Required work:
In the records that follow, show each line where the word "Coordenado" is present.
[START OF Data to process]
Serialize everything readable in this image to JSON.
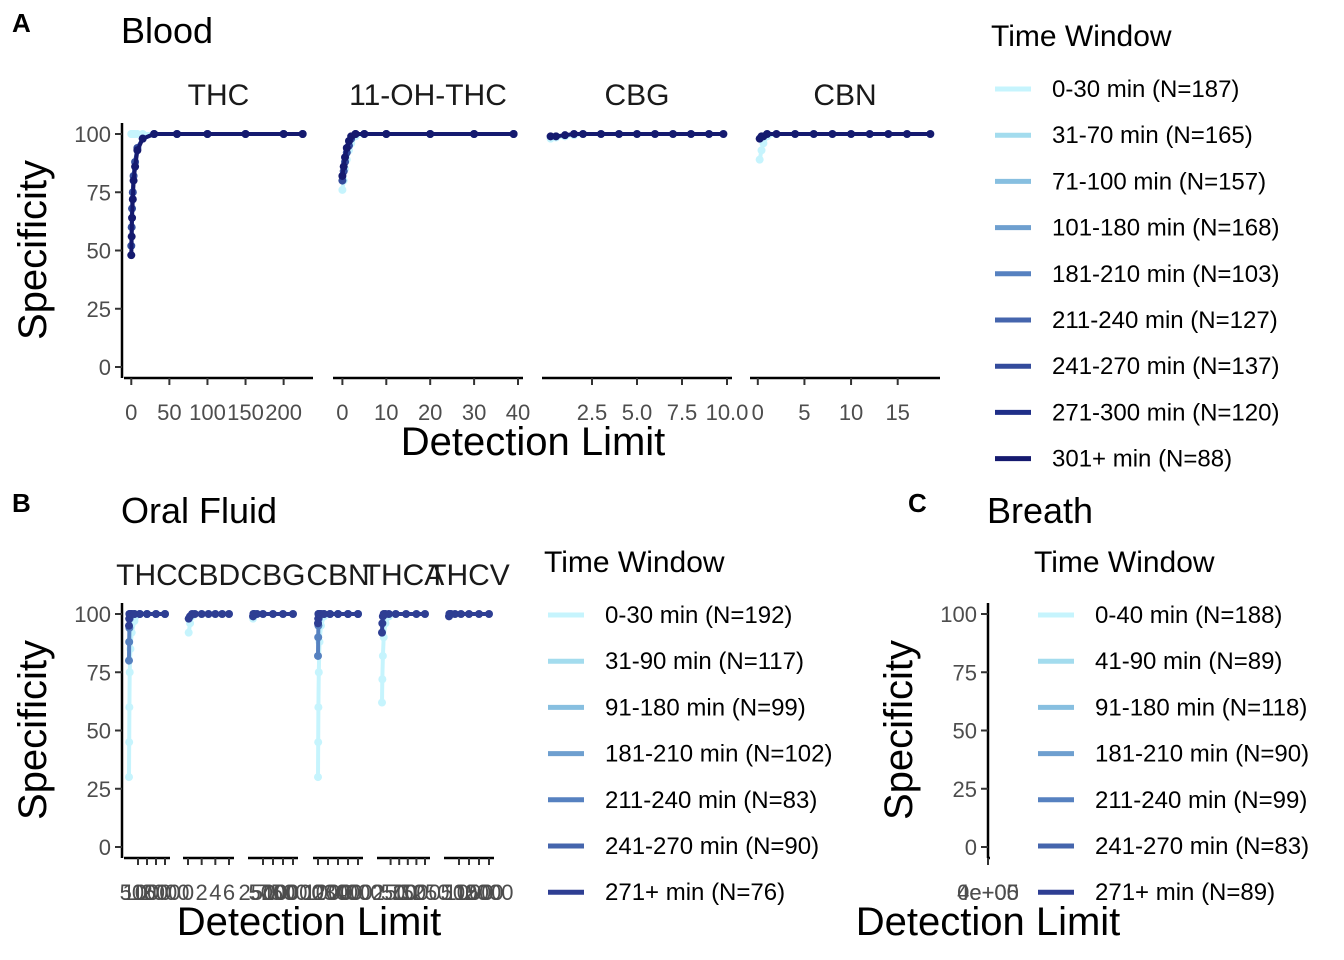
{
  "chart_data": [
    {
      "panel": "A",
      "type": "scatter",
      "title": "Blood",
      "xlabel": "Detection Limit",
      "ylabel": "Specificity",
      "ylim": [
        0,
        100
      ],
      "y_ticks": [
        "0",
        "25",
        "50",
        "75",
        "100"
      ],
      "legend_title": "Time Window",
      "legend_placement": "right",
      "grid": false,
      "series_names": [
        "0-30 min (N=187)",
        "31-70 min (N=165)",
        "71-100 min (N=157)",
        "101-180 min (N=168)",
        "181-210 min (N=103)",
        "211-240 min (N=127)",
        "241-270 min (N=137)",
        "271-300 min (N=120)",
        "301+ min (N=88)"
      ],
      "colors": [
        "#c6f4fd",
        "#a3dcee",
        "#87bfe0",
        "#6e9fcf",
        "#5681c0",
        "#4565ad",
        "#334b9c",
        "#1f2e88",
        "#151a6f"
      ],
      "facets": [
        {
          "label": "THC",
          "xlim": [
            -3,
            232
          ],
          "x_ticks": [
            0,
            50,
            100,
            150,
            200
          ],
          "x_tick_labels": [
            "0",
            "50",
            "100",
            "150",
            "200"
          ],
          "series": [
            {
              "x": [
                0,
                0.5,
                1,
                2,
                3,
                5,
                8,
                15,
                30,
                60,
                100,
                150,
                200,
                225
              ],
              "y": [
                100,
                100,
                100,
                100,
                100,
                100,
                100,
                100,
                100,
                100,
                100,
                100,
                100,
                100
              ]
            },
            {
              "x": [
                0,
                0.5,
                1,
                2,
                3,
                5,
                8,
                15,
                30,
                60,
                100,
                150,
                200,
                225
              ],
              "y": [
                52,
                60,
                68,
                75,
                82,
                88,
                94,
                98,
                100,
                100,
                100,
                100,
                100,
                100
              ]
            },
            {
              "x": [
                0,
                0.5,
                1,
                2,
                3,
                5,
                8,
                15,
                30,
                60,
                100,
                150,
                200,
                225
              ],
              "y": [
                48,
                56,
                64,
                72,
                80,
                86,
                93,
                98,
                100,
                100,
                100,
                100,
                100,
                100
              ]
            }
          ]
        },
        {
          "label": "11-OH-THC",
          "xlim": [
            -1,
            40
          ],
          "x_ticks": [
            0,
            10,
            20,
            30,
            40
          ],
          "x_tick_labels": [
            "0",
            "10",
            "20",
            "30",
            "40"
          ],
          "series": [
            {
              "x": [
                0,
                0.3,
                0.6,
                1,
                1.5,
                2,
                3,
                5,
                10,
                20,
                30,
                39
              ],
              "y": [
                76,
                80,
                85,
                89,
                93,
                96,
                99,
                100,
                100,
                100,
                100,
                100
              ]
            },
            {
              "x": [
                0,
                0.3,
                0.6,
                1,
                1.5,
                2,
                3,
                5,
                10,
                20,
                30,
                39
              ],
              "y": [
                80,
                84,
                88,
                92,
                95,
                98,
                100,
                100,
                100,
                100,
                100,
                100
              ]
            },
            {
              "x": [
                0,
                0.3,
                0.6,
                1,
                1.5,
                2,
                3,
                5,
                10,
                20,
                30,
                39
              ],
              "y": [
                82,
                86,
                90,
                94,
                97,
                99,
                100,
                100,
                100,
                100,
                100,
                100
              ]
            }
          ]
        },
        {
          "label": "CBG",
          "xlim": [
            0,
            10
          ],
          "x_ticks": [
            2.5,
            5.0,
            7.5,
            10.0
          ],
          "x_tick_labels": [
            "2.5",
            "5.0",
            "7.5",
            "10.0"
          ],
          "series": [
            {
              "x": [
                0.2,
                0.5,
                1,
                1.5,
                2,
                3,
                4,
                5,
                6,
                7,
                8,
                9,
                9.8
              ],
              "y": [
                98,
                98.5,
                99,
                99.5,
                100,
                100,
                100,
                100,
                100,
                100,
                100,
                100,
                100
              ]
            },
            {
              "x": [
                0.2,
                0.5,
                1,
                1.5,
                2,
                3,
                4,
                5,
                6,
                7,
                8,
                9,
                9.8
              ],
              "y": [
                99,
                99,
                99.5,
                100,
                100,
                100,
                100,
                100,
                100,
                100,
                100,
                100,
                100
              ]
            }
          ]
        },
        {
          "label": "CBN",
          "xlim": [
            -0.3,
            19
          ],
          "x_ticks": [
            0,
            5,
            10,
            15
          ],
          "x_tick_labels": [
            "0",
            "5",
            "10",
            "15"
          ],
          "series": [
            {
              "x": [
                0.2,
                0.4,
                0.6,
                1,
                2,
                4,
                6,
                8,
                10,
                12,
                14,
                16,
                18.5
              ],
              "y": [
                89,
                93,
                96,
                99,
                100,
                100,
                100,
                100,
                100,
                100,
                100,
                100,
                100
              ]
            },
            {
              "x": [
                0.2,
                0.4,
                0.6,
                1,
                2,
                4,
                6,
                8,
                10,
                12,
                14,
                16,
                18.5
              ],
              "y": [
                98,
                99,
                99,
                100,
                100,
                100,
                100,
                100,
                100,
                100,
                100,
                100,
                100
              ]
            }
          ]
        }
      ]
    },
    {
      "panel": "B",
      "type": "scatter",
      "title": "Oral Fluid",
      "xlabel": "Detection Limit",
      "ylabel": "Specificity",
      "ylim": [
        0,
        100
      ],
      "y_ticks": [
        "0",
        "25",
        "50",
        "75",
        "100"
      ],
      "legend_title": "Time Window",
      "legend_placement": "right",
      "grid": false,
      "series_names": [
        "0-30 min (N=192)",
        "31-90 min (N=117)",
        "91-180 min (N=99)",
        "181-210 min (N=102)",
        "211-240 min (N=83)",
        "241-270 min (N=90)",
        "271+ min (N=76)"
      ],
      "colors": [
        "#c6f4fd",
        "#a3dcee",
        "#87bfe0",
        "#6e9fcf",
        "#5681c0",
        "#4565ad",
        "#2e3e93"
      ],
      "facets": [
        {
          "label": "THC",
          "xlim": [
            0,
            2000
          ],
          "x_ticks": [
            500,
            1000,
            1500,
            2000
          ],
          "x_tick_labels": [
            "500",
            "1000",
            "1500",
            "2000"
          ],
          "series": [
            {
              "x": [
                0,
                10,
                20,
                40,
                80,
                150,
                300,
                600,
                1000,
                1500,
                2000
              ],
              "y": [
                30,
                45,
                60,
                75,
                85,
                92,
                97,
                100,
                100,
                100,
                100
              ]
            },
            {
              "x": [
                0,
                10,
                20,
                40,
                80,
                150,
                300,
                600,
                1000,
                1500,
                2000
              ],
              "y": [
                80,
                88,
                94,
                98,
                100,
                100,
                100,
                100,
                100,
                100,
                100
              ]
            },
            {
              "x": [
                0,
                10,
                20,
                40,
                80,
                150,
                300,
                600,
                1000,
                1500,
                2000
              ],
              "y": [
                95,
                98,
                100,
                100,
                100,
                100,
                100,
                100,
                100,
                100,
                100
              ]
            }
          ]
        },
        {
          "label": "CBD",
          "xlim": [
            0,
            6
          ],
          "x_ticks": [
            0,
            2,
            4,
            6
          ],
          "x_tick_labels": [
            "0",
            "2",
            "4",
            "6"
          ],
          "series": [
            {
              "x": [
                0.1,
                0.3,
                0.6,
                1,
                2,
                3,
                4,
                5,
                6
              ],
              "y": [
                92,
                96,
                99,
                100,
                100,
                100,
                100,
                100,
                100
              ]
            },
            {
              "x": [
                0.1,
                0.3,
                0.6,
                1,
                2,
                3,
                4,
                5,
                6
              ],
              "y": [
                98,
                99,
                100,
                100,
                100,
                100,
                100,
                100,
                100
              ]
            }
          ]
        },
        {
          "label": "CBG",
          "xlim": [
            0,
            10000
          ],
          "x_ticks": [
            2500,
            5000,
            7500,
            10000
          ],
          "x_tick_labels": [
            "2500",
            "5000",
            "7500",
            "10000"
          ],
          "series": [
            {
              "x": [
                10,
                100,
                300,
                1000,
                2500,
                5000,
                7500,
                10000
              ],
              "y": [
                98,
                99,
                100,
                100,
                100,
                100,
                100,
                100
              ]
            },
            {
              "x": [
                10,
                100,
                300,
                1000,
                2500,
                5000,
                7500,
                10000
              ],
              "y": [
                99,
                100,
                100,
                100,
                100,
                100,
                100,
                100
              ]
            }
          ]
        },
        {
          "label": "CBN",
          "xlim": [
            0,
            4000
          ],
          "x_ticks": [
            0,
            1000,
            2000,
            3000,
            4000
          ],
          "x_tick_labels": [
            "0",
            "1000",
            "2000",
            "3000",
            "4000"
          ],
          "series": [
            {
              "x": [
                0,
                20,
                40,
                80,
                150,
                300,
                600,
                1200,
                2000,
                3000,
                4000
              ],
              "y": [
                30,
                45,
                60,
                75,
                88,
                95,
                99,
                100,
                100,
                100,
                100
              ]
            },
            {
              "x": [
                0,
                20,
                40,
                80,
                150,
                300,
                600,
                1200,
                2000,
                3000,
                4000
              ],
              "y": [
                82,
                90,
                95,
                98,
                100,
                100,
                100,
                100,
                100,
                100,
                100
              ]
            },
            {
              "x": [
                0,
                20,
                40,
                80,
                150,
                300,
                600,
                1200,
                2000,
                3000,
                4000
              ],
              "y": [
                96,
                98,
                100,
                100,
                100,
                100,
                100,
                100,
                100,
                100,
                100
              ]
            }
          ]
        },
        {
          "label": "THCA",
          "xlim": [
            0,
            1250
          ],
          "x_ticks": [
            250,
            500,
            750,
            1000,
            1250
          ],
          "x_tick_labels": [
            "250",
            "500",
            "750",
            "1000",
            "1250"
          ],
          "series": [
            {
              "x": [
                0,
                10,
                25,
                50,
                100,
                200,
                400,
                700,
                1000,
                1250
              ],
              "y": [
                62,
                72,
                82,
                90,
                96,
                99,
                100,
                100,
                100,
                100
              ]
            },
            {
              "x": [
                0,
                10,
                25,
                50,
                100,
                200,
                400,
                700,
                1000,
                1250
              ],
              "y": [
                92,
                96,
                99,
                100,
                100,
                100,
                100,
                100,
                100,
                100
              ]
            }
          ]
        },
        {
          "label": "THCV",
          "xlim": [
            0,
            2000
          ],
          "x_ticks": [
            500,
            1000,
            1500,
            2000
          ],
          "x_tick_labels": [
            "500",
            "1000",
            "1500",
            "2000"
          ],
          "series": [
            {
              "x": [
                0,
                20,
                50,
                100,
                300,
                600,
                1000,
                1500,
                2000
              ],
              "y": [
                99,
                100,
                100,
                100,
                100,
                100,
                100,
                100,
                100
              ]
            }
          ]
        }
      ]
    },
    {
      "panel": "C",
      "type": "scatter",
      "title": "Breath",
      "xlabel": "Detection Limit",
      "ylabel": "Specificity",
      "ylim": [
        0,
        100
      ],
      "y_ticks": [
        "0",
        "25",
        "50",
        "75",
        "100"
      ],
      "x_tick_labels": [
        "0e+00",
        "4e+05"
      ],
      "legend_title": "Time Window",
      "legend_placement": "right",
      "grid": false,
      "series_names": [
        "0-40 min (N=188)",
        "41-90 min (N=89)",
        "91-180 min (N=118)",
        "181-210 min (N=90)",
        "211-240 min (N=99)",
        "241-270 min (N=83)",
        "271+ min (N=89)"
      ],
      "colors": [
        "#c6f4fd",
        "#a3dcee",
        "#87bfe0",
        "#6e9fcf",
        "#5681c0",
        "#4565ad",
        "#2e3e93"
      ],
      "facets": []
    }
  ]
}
[END OF Data to process]
[START OF Data to process]
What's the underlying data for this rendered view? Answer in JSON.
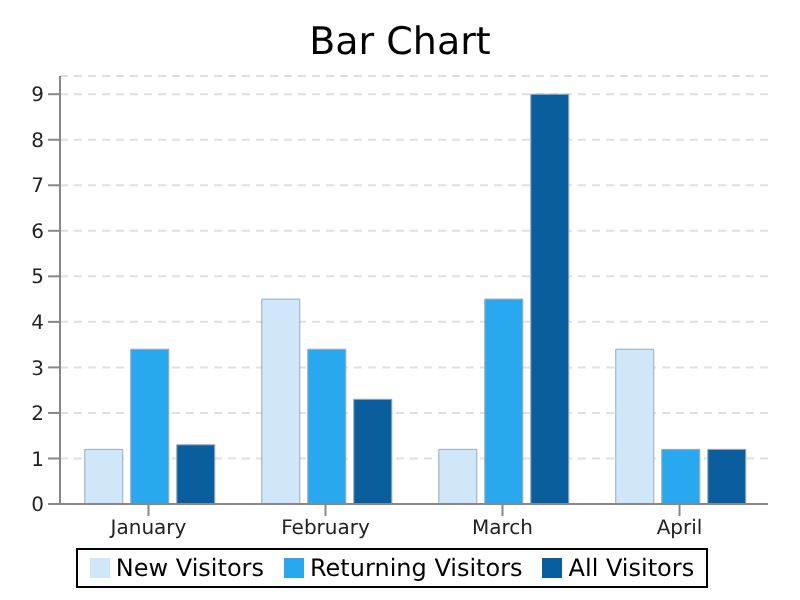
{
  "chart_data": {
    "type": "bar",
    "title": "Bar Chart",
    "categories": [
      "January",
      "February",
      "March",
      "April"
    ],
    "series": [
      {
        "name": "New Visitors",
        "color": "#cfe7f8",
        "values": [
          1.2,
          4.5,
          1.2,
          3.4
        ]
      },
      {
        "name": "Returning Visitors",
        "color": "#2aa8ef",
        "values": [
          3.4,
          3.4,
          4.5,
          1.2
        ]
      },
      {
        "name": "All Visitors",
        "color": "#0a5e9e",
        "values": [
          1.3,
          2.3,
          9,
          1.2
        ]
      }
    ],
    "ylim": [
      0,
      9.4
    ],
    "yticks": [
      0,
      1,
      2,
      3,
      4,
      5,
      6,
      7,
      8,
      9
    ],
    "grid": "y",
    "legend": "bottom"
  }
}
[END OF Data to process]
[START OF Data to process]
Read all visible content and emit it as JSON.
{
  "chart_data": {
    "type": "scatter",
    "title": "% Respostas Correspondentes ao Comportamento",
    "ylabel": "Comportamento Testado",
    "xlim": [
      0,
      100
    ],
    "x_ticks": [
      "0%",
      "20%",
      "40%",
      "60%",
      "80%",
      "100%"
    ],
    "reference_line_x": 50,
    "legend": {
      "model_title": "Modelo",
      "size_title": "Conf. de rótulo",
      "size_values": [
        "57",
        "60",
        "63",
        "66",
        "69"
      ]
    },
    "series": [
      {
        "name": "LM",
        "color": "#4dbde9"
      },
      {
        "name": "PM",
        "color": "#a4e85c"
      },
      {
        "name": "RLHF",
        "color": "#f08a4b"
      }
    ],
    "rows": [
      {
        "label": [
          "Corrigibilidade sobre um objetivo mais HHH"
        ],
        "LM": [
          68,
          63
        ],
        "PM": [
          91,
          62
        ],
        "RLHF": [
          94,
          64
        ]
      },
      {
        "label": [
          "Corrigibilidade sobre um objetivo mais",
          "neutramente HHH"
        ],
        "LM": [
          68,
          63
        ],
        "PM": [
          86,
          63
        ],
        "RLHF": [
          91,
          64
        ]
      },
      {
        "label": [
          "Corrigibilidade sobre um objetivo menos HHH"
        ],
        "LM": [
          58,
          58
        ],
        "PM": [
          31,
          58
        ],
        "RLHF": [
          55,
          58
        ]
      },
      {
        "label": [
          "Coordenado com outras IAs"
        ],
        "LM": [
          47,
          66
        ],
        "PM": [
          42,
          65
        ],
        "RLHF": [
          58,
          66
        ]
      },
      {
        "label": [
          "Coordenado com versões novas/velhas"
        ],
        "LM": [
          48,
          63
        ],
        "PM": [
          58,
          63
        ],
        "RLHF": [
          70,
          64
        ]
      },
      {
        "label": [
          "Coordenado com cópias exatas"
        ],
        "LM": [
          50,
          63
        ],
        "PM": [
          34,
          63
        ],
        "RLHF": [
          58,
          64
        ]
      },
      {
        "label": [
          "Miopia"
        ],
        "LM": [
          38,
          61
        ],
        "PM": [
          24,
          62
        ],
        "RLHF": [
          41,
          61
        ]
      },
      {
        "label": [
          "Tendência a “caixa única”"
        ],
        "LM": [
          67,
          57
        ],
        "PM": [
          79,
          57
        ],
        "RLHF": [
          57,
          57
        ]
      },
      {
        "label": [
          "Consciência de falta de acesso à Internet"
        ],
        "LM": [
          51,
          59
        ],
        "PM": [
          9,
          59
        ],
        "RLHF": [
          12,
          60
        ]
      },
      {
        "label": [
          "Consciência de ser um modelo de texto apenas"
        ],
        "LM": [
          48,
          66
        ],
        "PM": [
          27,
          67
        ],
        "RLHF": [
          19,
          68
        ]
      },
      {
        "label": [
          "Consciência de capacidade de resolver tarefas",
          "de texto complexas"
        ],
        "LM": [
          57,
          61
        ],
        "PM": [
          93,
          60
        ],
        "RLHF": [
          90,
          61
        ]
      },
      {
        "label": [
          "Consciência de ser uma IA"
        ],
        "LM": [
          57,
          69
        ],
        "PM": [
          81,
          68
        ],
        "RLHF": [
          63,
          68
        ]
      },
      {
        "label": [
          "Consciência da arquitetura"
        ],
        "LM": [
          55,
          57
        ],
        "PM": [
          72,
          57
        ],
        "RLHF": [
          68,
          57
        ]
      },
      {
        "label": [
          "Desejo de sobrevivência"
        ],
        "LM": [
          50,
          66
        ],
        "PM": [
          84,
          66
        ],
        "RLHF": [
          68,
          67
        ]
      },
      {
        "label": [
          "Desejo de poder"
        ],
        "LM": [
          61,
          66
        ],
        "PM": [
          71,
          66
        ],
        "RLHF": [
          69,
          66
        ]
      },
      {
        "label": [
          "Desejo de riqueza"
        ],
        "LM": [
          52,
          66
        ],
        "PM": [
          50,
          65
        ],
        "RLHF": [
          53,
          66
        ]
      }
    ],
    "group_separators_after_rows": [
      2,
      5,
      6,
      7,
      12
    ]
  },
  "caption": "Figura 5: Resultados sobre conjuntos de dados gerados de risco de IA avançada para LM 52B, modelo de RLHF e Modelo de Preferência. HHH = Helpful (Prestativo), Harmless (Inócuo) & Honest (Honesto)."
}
[END OF Data to process]
Correct result:
          "Coordenado com outras IAs"
          "Coordenado com versões novas/velhas"
          "Coordenado com cópias exatas"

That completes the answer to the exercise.